What to do –
Each line of the data below that includes the string "Inferred" must be copied.

Records for processing –
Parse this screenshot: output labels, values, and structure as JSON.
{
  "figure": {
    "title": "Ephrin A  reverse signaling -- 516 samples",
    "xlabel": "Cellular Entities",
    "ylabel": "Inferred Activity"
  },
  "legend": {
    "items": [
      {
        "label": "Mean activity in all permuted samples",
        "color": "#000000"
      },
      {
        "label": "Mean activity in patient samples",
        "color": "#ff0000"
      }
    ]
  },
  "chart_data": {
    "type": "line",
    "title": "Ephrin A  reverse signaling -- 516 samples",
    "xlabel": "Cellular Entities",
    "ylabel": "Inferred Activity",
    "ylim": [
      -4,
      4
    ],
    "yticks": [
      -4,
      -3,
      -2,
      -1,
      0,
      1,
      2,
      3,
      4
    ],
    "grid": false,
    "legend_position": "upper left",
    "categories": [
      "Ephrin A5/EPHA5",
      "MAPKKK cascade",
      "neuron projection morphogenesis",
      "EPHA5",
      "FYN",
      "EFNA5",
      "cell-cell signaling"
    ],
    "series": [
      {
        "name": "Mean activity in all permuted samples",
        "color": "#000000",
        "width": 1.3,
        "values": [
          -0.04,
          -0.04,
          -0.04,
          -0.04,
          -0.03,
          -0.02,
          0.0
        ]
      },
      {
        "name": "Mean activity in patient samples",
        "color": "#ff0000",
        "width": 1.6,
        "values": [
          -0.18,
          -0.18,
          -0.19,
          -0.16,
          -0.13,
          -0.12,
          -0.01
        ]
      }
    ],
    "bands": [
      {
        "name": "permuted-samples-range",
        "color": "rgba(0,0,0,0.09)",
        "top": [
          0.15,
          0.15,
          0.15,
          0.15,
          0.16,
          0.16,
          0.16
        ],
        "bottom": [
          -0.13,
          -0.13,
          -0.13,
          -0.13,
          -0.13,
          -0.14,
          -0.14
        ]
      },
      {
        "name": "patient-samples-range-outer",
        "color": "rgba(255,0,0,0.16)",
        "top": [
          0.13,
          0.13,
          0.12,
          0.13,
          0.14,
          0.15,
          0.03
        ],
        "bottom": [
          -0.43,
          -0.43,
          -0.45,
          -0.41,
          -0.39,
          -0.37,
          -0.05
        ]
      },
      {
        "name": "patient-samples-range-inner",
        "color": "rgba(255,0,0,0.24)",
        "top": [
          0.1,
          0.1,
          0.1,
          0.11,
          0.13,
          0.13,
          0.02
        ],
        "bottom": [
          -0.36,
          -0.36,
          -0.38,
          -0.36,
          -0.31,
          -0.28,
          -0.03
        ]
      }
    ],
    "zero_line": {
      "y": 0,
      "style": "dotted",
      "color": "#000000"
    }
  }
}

Solution –
    "ylabel": "Inferred Activity"
    "ylabel": "Inferred Activity",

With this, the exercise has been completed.